What is being asked: Extract every line below, verbatim.

Data to process:
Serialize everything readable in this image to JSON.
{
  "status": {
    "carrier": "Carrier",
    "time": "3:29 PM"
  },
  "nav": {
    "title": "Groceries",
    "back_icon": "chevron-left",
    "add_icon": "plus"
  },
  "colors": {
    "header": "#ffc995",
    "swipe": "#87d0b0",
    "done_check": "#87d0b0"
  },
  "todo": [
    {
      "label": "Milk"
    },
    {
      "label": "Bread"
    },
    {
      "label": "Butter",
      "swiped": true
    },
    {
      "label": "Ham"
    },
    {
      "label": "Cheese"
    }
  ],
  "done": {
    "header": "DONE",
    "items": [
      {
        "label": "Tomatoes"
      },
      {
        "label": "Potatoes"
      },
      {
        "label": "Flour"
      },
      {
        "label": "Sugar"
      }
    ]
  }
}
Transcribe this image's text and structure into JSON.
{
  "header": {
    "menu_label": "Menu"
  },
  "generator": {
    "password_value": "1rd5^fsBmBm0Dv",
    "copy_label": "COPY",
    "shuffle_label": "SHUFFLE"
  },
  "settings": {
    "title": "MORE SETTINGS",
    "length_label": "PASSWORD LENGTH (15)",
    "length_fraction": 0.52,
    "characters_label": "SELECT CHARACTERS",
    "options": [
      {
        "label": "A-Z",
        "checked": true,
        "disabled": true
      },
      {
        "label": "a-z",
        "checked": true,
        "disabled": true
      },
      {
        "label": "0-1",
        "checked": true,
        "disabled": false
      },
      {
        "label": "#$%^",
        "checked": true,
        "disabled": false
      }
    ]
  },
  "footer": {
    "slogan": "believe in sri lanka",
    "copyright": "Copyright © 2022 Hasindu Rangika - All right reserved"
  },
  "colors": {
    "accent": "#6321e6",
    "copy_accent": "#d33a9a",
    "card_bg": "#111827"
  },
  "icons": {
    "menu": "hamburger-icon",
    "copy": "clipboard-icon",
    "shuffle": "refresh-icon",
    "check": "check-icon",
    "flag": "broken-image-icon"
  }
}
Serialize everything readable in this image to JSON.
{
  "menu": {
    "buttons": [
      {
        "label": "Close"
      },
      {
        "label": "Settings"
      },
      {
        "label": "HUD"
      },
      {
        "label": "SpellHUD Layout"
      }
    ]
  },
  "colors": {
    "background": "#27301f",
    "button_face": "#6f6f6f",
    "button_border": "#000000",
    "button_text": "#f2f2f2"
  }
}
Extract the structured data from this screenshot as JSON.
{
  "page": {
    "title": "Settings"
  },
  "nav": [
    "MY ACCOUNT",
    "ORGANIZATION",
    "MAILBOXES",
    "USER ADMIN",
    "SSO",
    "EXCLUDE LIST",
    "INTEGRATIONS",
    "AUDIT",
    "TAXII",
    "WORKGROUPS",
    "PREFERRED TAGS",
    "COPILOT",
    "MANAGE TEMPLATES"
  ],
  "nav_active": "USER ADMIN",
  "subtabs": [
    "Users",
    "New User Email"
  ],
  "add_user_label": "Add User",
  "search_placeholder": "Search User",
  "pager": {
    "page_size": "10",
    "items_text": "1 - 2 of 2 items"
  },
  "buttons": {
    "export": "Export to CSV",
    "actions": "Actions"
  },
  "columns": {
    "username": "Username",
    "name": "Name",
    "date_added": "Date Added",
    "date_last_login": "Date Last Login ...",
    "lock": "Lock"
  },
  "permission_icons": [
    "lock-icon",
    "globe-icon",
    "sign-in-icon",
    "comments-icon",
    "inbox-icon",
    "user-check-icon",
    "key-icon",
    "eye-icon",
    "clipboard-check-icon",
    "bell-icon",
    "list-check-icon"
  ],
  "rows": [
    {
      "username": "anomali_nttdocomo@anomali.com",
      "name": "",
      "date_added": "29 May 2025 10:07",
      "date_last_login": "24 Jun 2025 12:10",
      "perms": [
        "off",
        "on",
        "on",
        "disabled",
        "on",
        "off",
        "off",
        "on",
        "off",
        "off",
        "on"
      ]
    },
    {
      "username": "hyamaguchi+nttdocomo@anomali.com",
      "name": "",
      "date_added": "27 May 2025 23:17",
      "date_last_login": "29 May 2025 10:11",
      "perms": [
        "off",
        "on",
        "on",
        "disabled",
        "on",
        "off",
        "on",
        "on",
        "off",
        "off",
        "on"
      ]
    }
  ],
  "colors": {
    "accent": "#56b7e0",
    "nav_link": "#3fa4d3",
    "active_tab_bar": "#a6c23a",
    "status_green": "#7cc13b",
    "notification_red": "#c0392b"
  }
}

Final result:
Serialize everything readable in this image to JSON.
{
  "status": {
    "carrier": "Carrier",
    "time": "3:29 PM"
  },
  "nav": {
    "title": "Groceries",
    "back_icon": "chevron-left",
    "add_icon": "plus"
  },
  "colors": {
    "header": "#ffc995",
    "swipe": "#87d0b0",
    "done_check": "#87d0b0"
  },
  "todo": [
    {
      "label": "Milk"
    },
    {
      "label": "Bread"
    },
    {
      "label": "Butter",
      "swiped": true
    },
    {
      "label": "Ham"
    },
    {
      "label": "Cheese"
    }
  ],
  "done": {
    "header": "DONE",
    "items": [
      {
        "label": "Tomatoes"
      },
      {
        "label": "Potatoes"
      },
      {
        "label": "Flour"
      },
      {
        "label": "Sugar"
      }
    ]
  }
}
Transcribe this image's text and structure into JSON.
{
  "header": {
    "menu_label": "Menu"
  },
  "generator": {
    "password_value": "1rd5^fsBmBm0Dv",
    "copy_label": "COPY",
    "shuffle_label": "SHUFFLE"
  },
  "settings": {
    "title": "MORE SETTINGS",
    "length_label": "PASSWORD LENGTH (15)",
    "length_fraction": 0.52,
    "characters_label": "SELECT CHARACTERS",
    "options": [
      {
        "label": "A-Z",
        "checked": true,
        "disabled": true
      },
      {
        "label": "a-z",
        "checked": true,
        "disabled": true
      },
      {
        "label": "0-1",
        "checked": true,
        "disabled": false
      },
      {
        "label": "#$%^",
        "checked": true,
        "disabled": false
      }
    ]
  },
  "footer": {
    "slogan": "believe in sri lanka",
    "copyright": "Copyright © 2022 Hasindu Rangika - All right reserved"
  },
  "colors": {
    "accent": "#6321e6",
    "copy_accent": "#d33a9a",
    "card_bg": "#111827"
  },
  "icons": {
    "menu": "hamburger-icon",
    "copy": "clipboard-icon",
    "shuffle": "refresh-icon",
    "check": "check-icon",
    "flag": "broken-image-icon"
  }
}
Serialize everything readable in this image to JSON.
{
  "menu": {
    "buttons": [
      {
        "label": "Close"
      },
      {
        "label": "Settings"
      },
      {
        "label": "HUD"
      },
      {
        "label": "SpellHUD Layout"
      }
    ]
  },
  "colors": {
    "background": "#27301f",
    "button_face": "#6f6f6f",
    "button_border": "#000000",
    "button_text": "#f2f2f2"
  }
}
Extract the structured data from this screenshot as JSON.
{
  "page": {
    "title": "Settings"
  },
  "nav": [
    "MY ACCOUNT",
    "ORGANIZATION",
    "MAILBOXES",
    "USER ADMIN",
    "SSO",
    "EXCLUDE LIST",
    "INTEGRATIONS",
    "AUDIT",
    "TAXII",
    "WORKGROUPS",
    "PREFERRED TAGS",
    "COPILOT",
    "MANAGE TEMPLATES"
  ],
  "nav_active": "USER ADMIN",
  "subtabs": [
    "Users",
    "New User Email"
  ],
  "add_user_label": "Add User",
  "search_placeholder": "Search User",
  "pager": {
    "page_size": "10",
    "items_text": "1 - 2 of 2 items"
  },
  "buttons": {
    "export": "Export to CSV",
    "actions": "Actions"
  },
  "columns": {
    "username": "Username",
    "name": "Name",
    "date_added": "Date Added",
    "date_last_login": "Date Last Login ...",
    "lock": "Lock"
  },
  "permission_icons": [
    "lock-icon",
    "globe-icon",
    "sign-in-icon",
    "comments-icon",
    "inbox-icon",
    "user-check-icon",
    "key-icon",
    "eye-icon",
    "clipboard-check-icon",
    "bell-icon",
    "list-check-icon"
  ],
  "rows": [
    {
      "username": "anomali_nttdocomo@anomali.com",
      "name": "",
      "date_added": "29 May 2025 10:07",
      "date_last_login": "24 Jun 2025 12:10",
      "perms": [
        "off",
        "on",
        "on",
        "disabled",
        "on",
        "off",
        "off",
        "on",
        "off",
        "off",
        "on"
      ]
    },
    {
      "username": "hyamaguchi+nttdocomo@anomali.com",
      "name": "",
      "date_added": "27 May 2025 23:17",
      "date_last_login": "29 May 2025 10:11",
      "perms": [
        "off",
        "on",
        "on",
        "disabled",
        "on",
        "off",
        "on",
        "on",
        "off",
        "off",
        "on"
      ]
    }
  ],
  "colors": {
    "accent": "#56b7e0",
    "nav_link": "#3fa4d3",
    "active_tab_bar": "#a6c23a",
    "status_green": "#7cc13b",
    "notification_red": "#c0392b"
  }
}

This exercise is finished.